=== GIVEN RECORDS ===

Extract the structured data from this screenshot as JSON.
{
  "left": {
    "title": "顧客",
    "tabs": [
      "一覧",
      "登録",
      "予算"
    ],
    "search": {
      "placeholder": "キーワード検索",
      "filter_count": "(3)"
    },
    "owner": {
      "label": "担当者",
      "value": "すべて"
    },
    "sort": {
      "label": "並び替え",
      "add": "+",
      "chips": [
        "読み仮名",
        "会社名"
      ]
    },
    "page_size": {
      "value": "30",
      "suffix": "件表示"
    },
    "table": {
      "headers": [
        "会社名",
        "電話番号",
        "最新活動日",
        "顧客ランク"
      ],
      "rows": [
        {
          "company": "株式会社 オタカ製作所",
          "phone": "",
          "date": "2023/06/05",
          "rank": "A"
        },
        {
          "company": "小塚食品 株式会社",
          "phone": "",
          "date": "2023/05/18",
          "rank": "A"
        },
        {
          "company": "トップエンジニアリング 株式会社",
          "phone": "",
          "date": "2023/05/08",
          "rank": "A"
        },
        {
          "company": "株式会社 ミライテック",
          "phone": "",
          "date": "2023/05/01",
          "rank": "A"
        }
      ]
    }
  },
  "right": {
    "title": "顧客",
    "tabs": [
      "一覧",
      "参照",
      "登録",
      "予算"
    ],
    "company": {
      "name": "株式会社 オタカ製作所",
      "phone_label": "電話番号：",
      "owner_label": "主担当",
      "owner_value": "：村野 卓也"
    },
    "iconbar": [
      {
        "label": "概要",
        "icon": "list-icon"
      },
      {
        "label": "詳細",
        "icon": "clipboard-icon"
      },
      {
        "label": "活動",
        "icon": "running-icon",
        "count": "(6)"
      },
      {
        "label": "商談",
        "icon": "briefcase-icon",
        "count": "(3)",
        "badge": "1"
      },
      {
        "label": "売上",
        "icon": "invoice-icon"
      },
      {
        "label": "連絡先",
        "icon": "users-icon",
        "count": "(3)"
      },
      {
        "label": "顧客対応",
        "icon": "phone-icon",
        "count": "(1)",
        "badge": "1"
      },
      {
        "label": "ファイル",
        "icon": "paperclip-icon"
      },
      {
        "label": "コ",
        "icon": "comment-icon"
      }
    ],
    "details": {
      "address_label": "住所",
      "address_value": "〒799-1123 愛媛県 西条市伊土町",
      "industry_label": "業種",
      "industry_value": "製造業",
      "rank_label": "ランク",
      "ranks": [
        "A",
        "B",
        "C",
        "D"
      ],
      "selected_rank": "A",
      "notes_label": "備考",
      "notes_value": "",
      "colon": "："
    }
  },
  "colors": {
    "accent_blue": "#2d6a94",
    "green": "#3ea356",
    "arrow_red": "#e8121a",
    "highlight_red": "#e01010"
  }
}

===

## WHAT THIS TASK INVOLVES
Which lines hold the word "date"? Show each one.

## FINISHED EXERCISE
          "date": "2023/06/05",
          "date": "2023/05/18",
          "date": "2023/05/08",
          "date": "2023/05/01",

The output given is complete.